> **What you need to do**
Copy all lines in which the word "формуле" can be found.
━━ The records ━━
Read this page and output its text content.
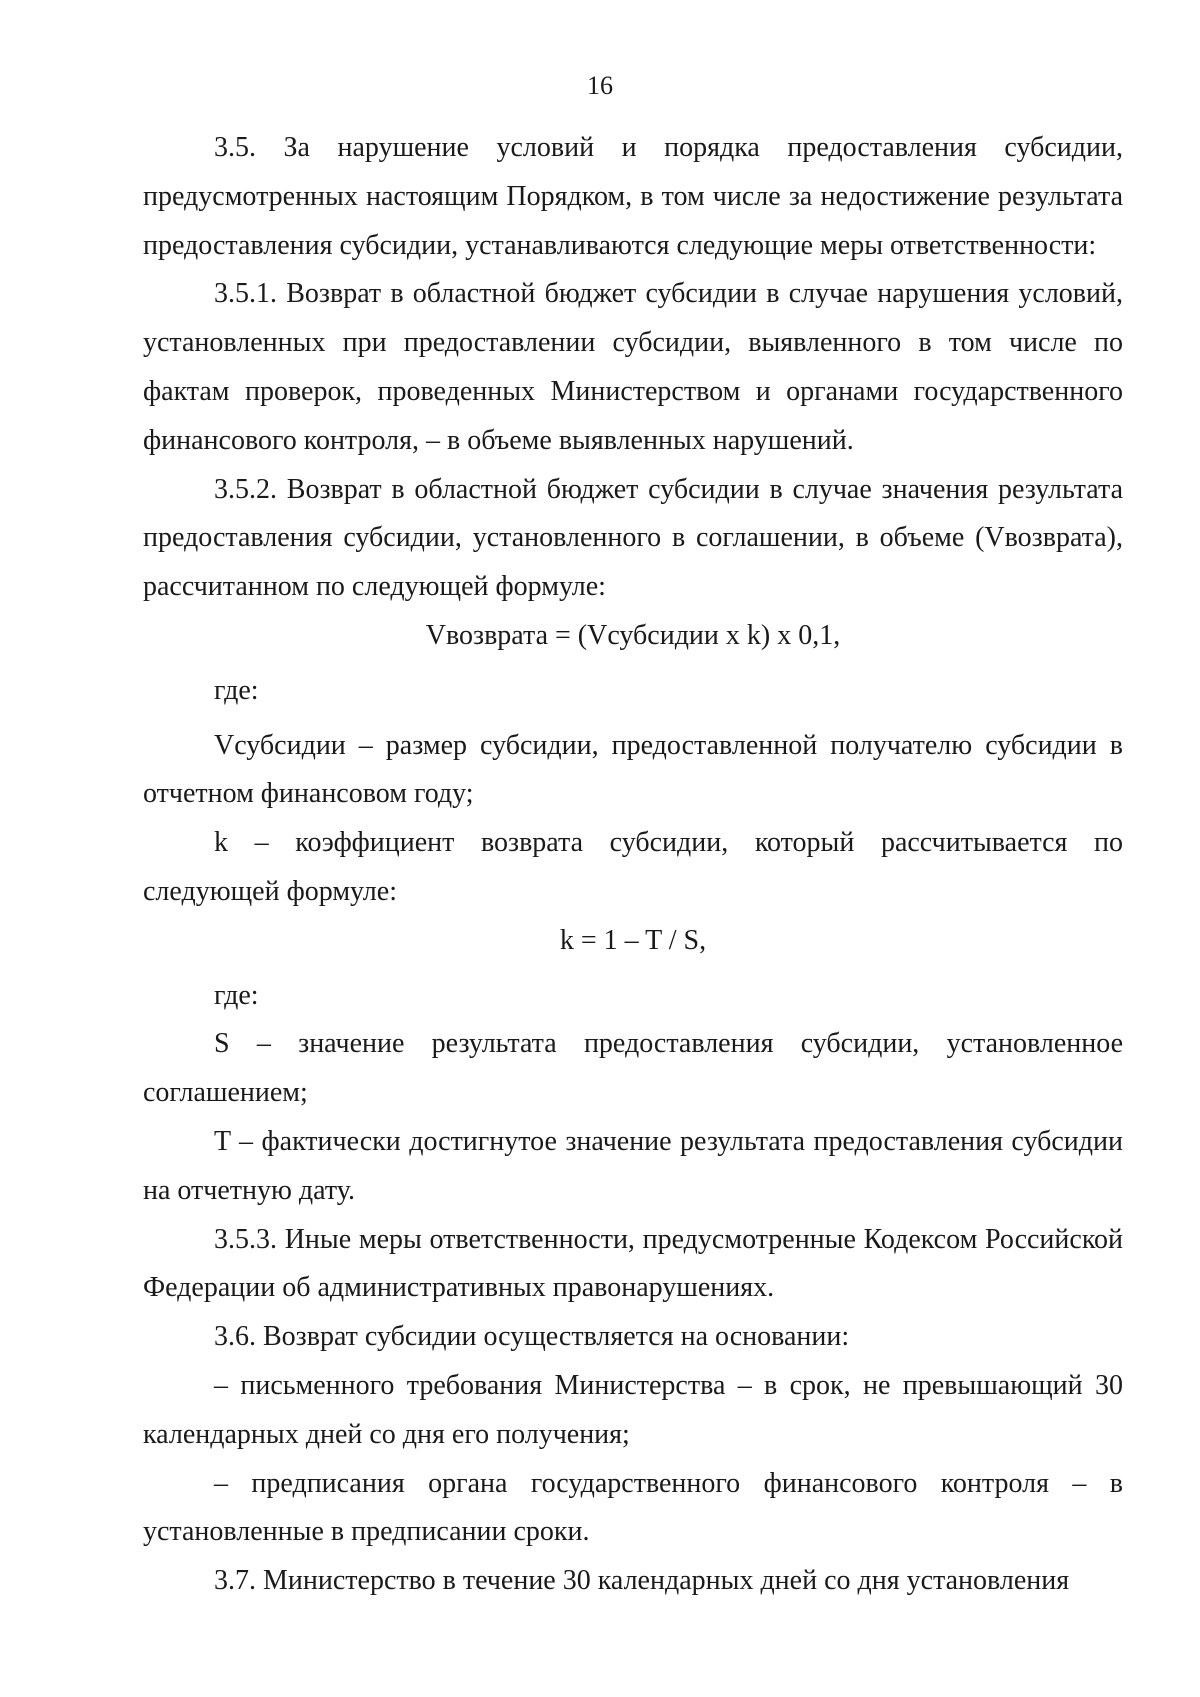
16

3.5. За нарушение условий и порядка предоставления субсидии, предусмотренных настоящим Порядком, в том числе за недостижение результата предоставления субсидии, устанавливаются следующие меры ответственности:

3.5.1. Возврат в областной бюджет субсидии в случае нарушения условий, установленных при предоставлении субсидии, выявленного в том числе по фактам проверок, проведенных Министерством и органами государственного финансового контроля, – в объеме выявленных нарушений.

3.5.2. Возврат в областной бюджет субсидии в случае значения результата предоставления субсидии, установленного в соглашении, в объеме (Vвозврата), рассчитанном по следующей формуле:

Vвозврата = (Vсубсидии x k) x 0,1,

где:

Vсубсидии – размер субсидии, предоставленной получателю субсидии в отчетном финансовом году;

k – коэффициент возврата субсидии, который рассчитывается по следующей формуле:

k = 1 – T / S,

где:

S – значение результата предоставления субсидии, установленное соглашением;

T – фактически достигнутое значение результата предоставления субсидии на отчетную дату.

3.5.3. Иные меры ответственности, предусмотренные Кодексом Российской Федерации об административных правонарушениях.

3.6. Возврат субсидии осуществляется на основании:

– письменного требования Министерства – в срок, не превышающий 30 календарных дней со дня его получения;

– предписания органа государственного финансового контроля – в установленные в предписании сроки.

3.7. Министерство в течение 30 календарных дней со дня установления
━━━
> **Exercise output**
3.5.2. Возврат в областной бюджет субсидии в случае значения результата предоставления субсидии, установленного в соглашении, в объеме (Vвозврата), рассчитанном по следующей формуле:
k – коэффициент возврата субсидии, который рассчитывается по следующей формуле:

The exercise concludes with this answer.